What to work on: Copy exactly the last part of the entries, starting from the line with "Convert this screenshot" and including the final line.

Record set:
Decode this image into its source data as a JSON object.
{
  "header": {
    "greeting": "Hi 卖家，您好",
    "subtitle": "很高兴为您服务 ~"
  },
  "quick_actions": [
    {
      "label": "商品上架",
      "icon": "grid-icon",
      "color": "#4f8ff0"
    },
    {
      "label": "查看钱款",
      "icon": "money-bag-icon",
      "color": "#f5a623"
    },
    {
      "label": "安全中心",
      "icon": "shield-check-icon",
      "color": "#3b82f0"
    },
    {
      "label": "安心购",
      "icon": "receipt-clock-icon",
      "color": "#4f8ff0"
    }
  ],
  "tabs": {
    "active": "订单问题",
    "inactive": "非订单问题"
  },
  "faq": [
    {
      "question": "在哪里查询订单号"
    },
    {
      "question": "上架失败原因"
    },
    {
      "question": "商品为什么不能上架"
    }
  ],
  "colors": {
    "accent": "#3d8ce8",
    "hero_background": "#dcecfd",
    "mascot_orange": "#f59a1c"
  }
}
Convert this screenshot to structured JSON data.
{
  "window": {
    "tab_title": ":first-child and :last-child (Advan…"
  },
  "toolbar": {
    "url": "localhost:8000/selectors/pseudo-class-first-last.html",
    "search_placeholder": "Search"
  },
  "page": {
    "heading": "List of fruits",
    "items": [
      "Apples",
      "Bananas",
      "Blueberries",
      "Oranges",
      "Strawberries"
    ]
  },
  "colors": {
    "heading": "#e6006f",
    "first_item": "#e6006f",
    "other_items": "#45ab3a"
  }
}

Answer in full:
Convert this screenshot to structured JSON data.
{
  "window": {
    "tab_title": ":first-child and :last-child (Advan…"
  },
  "toolbar": {
    "url": "localhost:8000/selectors/pseudo-class-first-last.html",
    "search_placeholder": "Search"
  },
  "page": {
    "heading": "List of fruits",
    "items": [
      "Apples",
      "Bananas",
      "Blueberries",
      "Oranges",
      "Strawberries"
    ]
  },
  "colors": {
    "heading": "#e6006f",
    "first_item": "#e6006f",
    "other_items": "#45ab3a"
  }
}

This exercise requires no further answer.